[Extracted data entries]
++++++++

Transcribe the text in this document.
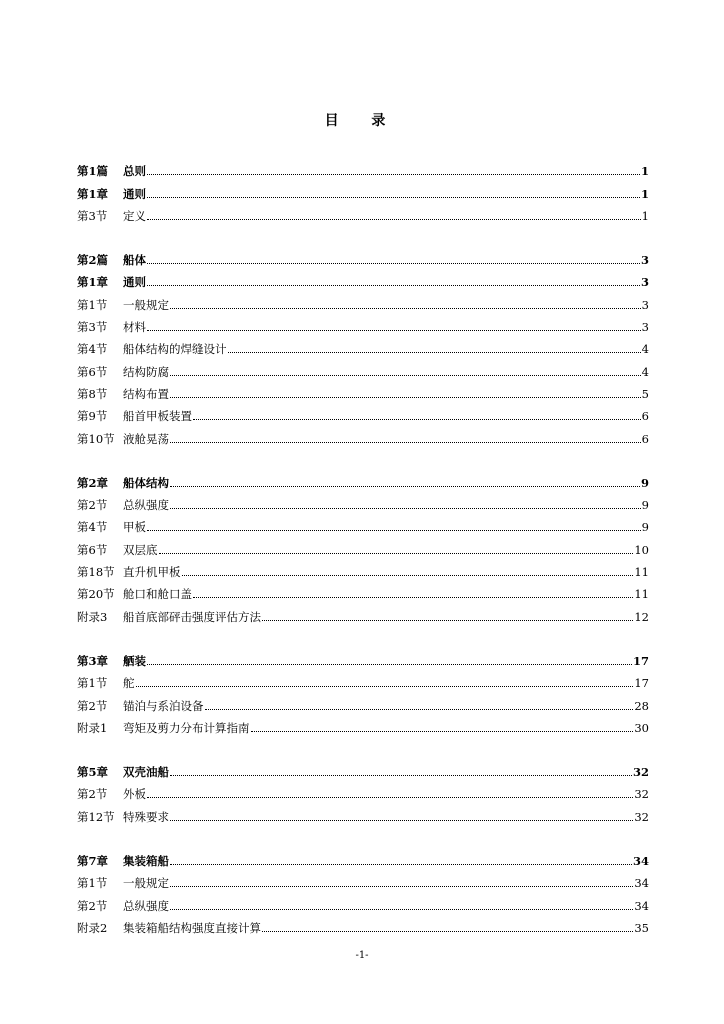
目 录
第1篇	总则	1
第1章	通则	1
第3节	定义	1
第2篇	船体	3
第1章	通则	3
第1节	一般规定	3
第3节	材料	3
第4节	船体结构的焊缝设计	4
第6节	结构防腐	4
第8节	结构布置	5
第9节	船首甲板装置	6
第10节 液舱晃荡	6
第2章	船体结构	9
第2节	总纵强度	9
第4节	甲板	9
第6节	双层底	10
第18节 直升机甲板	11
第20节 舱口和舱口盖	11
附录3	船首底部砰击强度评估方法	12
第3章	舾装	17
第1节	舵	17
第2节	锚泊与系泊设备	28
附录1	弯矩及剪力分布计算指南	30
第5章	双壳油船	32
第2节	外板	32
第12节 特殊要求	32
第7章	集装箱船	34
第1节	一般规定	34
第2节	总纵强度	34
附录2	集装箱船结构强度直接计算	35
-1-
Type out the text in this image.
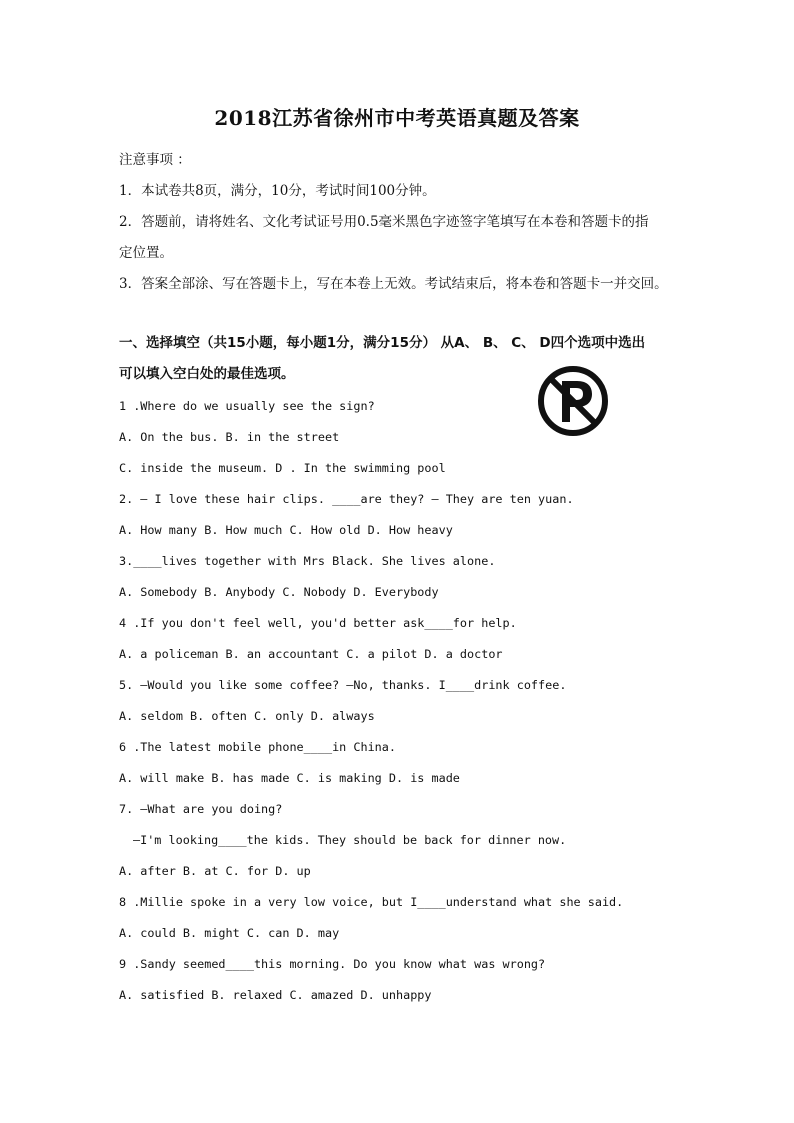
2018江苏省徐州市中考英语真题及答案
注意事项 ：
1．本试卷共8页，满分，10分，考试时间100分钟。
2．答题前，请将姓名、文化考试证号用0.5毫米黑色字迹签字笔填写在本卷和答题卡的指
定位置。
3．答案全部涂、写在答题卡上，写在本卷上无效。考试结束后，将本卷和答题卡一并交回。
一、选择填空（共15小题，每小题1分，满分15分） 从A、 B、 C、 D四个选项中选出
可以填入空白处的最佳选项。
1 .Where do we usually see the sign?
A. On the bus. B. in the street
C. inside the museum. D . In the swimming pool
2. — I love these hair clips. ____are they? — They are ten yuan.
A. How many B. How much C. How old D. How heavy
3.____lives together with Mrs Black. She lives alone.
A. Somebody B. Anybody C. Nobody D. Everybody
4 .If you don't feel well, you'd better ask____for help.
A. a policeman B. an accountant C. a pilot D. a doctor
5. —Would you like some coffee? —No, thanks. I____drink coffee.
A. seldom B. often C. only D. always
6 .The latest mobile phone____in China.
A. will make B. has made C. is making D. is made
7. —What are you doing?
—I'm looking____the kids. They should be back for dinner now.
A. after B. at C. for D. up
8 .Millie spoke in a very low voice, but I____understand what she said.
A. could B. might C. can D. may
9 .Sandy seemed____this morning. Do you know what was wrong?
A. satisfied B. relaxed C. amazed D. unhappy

++++++++

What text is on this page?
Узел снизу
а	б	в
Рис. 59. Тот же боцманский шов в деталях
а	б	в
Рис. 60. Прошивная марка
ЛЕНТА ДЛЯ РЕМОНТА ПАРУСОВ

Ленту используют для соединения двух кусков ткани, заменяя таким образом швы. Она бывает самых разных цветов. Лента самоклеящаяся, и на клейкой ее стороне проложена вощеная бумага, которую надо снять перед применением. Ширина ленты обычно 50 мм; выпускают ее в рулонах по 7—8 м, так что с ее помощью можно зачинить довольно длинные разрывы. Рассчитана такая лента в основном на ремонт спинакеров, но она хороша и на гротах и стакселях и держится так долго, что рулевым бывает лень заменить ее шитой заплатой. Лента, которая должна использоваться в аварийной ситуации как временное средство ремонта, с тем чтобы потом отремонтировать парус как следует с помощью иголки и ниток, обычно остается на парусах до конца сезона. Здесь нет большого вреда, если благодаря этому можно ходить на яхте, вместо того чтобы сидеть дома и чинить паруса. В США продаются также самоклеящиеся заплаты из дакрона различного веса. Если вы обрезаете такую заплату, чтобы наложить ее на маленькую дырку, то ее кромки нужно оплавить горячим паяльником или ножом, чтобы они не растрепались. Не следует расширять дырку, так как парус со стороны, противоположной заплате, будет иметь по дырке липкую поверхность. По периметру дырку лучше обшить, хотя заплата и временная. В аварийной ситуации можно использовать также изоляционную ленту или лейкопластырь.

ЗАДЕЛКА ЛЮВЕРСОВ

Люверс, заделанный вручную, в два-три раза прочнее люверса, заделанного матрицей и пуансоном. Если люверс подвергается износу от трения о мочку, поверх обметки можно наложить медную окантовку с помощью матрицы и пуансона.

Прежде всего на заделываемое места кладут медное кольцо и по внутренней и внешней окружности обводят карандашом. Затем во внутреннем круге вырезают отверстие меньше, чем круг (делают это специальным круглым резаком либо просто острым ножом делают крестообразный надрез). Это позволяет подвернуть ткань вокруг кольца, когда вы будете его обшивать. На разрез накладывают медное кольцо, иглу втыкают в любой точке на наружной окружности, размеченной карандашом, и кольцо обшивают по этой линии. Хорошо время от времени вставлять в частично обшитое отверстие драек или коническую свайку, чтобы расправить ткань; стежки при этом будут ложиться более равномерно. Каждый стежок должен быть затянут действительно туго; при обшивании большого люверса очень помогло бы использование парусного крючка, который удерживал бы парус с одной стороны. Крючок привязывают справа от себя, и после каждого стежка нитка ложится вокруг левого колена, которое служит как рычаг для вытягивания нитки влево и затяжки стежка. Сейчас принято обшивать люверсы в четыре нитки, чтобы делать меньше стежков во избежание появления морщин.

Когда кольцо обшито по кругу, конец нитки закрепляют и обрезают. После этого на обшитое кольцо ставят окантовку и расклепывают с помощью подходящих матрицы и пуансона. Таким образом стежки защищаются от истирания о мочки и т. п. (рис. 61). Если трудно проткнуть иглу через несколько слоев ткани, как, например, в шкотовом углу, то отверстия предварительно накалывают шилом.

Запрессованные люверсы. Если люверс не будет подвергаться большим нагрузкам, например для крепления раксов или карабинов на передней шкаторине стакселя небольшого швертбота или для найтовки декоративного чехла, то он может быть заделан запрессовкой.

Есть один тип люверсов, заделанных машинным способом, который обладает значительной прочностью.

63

++++++++

[AIM OF THE EXERCISE]: For each line in the data above that contains the string "text", extract the line.

[FINISHED TASK]:
Transcribe the text in this document.
Type out the text in this image.
What text is on this page?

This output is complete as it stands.